[start RECORDS FOR THE EXERCISE]
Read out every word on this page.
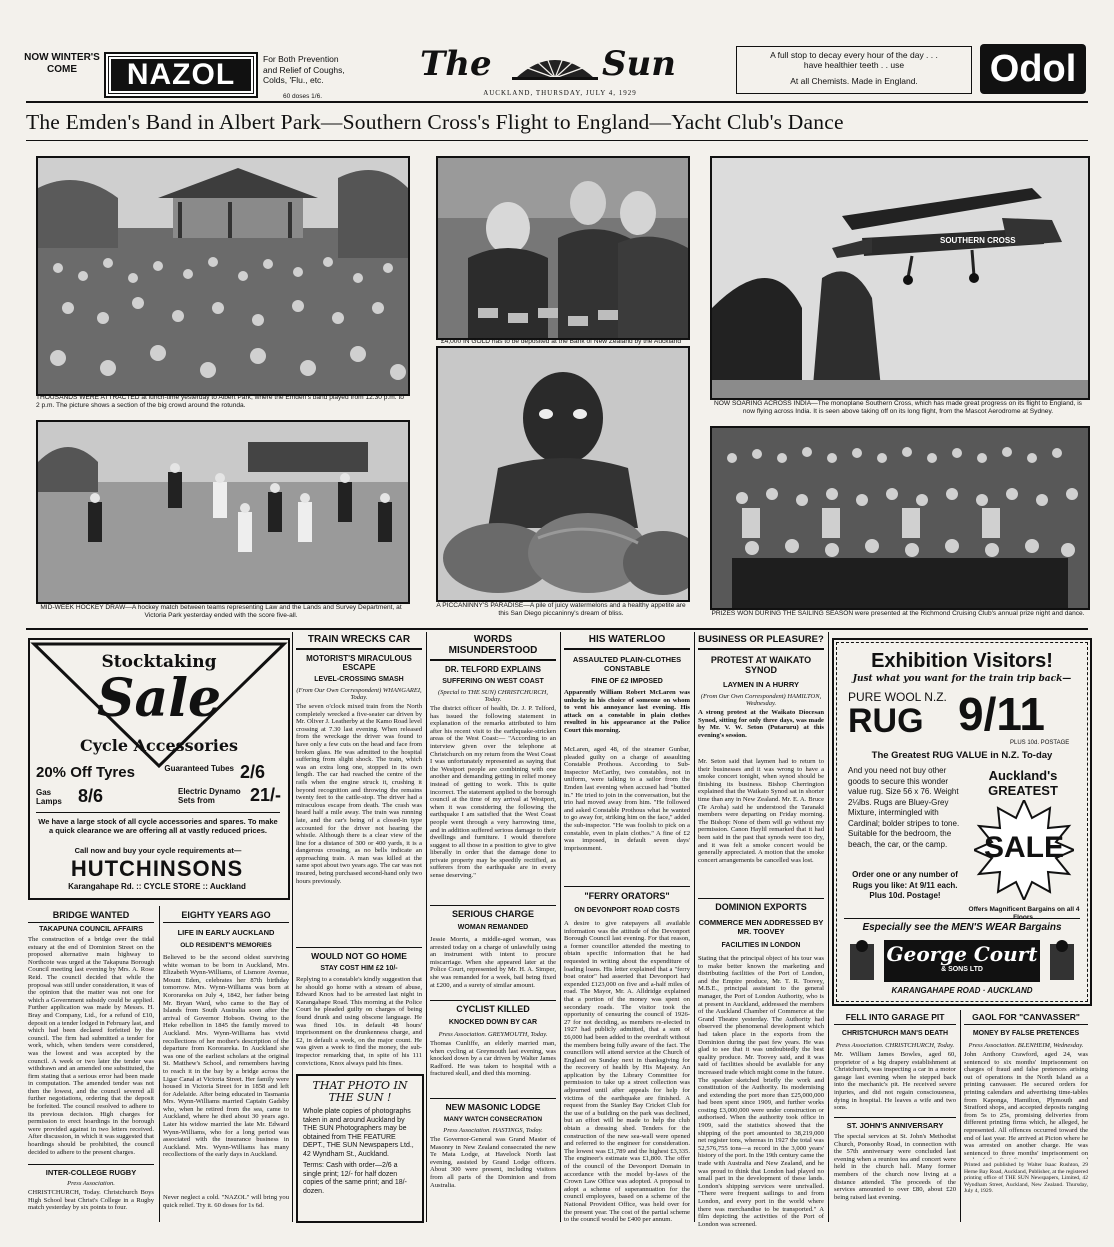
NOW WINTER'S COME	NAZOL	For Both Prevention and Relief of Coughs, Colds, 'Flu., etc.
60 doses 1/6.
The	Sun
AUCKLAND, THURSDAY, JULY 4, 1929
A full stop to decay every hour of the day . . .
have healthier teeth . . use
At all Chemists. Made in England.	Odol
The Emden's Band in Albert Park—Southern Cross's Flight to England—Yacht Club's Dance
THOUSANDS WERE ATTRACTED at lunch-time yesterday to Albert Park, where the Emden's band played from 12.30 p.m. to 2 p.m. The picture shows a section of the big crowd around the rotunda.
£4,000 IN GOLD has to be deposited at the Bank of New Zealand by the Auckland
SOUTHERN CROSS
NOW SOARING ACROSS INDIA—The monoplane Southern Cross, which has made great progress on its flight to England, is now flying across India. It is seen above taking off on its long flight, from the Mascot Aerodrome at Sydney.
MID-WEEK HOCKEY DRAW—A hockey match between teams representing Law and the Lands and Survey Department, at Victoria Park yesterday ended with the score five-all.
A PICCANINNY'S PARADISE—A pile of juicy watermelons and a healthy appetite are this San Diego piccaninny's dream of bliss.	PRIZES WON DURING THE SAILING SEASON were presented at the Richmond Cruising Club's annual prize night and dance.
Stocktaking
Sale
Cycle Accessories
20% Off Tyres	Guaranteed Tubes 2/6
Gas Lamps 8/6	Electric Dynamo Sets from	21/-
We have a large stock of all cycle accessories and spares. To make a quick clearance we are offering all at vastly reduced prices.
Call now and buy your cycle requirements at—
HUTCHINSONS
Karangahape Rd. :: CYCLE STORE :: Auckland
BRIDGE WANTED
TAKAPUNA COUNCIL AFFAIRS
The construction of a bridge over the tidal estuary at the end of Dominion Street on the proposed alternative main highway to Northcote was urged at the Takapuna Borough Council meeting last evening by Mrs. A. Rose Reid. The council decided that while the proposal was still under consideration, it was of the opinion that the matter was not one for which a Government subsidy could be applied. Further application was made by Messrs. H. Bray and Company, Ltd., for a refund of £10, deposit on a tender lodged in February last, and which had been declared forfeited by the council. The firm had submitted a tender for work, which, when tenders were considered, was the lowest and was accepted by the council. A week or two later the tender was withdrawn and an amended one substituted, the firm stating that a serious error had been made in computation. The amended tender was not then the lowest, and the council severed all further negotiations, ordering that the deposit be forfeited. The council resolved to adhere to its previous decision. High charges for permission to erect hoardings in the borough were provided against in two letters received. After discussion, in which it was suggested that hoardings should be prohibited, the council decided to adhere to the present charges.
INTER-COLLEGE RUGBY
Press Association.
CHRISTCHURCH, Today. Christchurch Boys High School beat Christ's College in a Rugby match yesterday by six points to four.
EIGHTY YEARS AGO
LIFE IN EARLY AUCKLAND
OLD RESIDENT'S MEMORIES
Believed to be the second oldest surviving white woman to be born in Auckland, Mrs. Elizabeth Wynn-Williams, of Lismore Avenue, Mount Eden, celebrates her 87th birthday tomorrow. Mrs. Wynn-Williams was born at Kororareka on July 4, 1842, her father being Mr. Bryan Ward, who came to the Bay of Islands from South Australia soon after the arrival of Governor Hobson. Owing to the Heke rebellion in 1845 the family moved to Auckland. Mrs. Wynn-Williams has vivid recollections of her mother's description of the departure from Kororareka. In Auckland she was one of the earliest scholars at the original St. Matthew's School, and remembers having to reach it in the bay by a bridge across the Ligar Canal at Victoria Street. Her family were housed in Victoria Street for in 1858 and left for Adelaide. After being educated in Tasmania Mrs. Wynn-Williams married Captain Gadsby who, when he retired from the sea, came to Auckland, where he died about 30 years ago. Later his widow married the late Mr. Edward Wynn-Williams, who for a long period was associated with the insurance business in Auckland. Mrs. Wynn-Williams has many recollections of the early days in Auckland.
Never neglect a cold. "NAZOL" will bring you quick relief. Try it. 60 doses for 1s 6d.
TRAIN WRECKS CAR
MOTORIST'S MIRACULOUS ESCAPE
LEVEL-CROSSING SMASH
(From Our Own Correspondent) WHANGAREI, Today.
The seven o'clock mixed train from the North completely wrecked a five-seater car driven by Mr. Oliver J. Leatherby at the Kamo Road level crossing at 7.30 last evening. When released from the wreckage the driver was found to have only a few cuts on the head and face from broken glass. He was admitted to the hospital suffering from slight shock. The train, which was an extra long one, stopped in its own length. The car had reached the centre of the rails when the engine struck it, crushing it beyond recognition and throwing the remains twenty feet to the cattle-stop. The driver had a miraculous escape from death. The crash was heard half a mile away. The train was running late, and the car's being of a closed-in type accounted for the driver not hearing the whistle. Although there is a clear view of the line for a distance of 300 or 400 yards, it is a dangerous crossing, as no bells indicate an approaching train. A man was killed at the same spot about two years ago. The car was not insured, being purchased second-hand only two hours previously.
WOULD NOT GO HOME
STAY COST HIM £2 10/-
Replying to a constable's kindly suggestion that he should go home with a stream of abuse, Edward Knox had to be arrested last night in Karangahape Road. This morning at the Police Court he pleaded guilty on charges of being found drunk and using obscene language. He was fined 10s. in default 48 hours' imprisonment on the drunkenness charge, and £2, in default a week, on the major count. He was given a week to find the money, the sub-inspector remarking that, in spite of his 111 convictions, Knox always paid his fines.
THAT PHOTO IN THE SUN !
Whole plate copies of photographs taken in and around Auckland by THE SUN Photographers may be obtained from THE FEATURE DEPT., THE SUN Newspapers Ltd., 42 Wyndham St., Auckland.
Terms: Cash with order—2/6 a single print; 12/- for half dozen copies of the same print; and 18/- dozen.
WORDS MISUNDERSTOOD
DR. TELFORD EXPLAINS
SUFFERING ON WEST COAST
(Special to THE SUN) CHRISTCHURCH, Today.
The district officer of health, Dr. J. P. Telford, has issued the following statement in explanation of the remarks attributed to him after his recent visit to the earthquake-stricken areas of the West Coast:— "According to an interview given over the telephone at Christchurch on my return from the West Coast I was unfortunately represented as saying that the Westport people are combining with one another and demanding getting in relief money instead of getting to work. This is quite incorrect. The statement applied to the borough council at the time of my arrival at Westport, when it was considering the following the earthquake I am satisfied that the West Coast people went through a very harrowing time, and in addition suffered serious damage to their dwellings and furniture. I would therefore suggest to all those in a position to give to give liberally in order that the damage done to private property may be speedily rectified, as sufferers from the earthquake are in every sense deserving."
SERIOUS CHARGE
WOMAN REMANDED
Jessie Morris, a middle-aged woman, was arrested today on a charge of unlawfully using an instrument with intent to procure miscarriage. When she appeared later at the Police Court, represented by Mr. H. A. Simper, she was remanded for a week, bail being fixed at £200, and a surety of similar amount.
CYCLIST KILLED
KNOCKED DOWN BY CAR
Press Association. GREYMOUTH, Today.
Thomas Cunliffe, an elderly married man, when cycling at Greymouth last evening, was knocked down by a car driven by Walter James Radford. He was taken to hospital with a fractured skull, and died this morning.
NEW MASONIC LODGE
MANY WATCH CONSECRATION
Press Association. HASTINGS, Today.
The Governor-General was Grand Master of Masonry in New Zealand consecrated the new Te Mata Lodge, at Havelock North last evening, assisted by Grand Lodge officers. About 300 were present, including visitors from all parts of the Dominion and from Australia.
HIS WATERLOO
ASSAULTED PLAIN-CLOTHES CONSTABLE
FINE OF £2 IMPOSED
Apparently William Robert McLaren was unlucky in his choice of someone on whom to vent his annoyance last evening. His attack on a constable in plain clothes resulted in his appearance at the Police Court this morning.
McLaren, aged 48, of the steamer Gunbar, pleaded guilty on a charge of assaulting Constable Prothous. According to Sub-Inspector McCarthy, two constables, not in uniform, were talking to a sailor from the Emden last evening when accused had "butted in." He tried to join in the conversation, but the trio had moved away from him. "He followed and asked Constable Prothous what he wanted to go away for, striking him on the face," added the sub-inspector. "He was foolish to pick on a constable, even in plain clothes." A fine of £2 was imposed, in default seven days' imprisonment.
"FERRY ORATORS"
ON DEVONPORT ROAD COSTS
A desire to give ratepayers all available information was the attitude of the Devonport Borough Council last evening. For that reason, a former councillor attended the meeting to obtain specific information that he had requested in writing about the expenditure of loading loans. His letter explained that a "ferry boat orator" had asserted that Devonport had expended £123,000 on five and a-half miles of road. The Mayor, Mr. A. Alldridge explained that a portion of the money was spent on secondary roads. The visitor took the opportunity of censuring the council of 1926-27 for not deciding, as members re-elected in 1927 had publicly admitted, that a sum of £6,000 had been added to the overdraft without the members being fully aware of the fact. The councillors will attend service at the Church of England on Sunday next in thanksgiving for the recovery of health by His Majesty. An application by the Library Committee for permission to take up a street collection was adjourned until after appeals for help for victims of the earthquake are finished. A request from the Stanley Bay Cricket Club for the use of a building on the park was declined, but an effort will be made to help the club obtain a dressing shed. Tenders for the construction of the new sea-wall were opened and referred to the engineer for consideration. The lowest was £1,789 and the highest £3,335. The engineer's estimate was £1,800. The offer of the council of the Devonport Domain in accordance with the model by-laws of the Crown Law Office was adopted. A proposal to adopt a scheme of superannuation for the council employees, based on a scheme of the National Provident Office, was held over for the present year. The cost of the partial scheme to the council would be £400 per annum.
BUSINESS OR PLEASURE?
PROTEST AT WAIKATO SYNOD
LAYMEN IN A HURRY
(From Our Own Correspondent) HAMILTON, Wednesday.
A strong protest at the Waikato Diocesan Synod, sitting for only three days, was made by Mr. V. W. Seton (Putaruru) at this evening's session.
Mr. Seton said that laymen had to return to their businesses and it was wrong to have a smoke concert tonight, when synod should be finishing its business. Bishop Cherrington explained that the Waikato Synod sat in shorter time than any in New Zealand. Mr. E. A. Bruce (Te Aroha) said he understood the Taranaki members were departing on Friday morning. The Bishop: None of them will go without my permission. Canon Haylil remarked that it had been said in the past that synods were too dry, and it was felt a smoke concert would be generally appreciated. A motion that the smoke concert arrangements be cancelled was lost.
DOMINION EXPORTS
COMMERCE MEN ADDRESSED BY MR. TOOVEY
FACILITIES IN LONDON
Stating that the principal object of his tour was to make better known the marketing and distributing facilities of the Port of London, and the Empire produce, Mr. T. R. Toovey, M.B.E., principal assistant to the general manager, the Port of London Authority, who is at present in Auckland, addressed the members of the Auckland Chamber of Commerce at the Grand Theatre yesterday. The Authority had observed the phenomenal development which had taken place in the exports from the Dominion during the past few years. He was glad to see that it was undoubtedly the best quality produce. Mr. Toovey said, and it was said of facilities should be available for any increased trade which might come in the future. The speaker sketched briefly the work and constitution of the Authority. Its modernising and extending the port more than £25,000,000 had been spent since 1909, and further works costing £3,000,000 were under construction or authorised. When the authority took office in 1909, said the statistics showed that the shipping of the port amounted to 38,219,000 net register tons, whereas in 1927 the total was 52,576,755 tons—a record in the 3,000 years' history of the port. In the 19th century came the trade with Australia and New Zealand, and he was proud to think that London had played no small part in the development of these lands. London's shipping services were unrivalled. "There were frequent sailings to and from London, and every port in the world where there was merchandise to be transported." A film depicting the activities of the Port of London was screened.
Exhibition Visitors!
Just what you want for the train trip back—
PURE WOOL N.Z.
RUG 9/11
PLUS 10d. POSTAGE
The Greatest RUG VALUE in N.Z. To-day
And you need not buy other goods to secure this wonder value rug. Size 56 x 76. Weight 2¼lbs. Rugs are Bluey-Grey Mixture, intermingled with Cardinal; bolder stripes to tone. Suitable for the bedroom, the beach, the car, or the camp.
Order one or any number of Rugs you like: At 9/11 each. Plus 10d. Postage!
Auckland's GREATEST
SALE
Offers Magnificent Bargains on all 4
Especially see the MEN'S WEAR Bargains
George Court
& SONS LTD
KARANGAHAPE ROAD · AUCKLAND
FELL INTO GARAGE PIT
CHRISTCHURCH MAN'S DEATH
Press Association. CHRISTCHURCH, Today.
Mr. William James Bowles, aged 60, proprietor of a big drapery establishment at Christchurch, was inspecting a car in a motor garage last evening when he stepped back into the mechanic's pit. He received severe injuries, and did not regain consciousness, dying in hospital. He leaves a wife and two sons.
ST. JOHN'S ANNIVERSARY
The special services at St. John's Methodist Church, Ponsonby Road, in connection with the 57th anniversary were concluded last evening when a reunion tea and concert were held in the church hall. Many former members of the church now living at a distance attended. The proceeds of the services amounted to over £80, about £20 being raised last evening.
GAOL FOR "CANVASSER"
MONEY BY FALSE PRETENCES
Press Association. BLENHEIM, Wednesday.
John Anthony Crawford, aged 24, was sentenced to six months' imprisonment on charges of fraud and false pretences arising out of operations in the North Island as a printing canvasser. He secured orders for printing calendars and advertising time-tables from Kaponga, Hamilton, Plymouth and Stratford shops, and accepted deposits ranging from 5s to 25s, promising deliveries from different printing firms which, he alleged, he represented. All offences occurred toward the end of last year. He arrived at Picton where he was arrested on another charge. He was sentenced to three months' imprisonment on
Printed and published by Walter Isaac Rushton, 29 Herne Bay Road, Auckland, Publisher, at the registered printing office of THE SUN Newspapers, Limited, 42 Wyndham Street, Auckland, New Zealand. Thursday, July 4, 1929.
[end RECORDS FOR THE EXERCISE]
[start RECORDS FOR THE EXERCISE]
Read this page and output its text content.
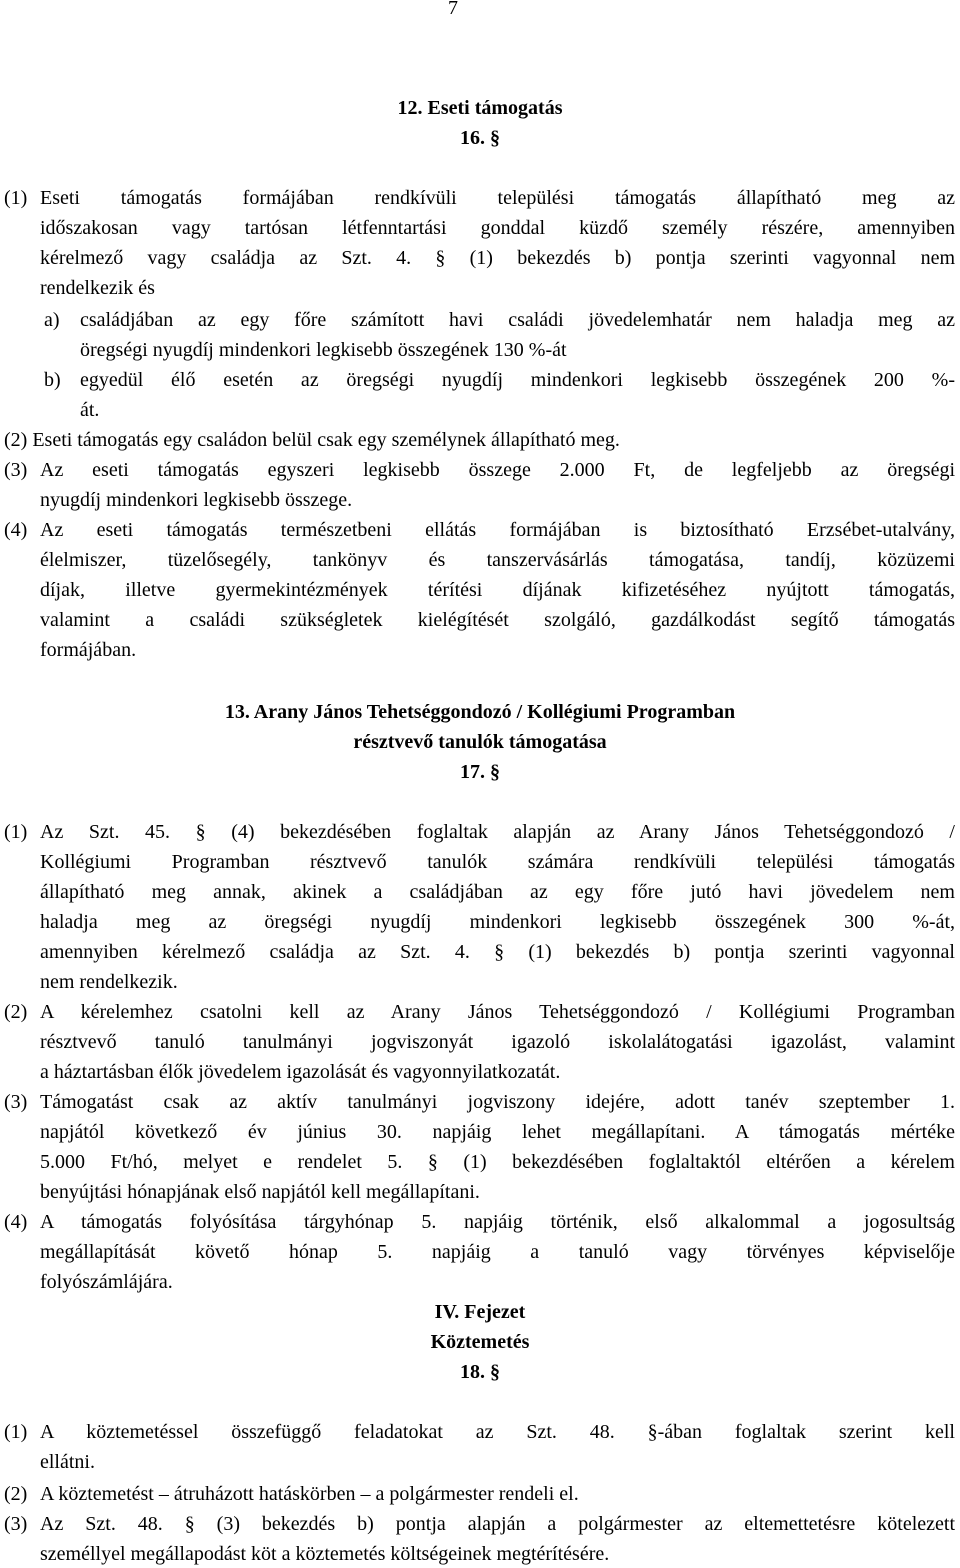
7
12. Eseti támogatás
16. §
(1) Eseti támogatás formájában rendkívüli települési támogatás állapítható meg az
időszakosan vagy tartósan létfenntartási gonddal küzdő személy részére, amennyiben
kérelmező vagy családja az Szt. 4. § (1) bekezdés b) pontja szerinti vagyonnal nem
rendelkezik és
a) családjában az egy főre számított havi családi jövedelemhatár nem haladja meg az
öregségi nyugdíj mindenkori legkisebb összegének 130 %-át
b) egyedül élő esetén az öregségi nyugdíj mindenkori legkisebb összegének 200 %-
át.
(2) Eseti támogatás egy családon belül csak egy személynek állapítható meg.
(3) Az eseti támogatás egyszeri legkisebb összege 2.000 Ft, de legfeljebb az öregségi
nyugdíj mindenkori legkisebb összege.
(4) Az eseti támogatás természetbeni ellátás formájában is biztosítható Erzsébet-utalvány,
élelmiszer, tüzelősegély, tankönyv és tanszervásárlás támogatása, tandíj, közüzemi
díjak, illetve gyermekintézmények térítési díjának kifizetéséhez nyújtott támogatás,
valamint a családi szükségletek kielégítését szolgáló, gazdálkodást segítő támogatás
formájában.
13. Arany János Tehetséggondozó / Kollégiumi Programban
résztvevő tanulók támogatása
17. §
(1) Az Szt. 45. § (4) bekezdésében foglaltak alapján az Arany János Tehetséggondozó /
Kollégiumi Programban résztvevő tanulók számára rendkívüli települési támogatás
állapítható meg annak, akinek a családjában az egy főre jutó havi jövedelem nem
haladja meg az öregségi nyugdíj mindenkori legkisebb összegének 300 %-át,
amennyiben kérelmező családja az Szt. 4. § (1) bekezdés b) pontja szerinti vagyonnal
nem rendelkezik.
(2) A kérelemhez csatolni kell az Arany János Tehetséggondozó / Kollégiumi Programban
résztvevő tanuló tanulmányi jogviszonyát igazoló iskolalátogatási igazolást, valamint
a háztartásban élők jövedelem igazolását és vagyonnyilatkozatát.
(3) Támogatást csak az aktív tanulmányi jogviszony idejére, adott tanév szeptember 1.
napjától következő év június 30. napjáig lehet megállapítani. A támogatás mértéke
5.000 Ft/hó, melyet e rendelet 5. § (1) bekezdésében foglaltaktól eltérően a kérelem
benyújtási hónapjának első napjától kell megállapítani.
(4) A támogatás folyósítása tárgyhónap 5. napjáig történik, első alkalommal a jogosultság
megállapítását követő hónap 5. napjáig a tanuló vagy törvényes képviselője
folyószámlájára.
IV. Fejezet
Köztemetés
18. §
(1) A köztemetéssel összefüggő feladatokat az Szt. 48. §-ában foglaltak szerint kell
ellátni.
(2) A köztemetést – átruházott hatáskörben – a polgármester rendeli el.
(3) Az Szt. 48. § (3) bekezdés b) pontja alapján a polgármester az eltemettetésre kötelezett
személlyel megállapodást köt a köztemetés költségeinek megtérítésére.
[end RECORDS FOR THE EXERCISE]
From the listing above, copy every line that includes the word "nyugdíj".

**THE RESPONSE**.
öregségi nyugdíj mindenkori legkisebb összegének 130 %-át
b) egyedül élő esetén az öregségi nyugdíj mindenkori legkisebb összegének 200 %-
nyugdíj mindenkori legkisebb összege.
haladja meg az öregségi nyugdíj mindenkori legkisebb összegének 300 %-át,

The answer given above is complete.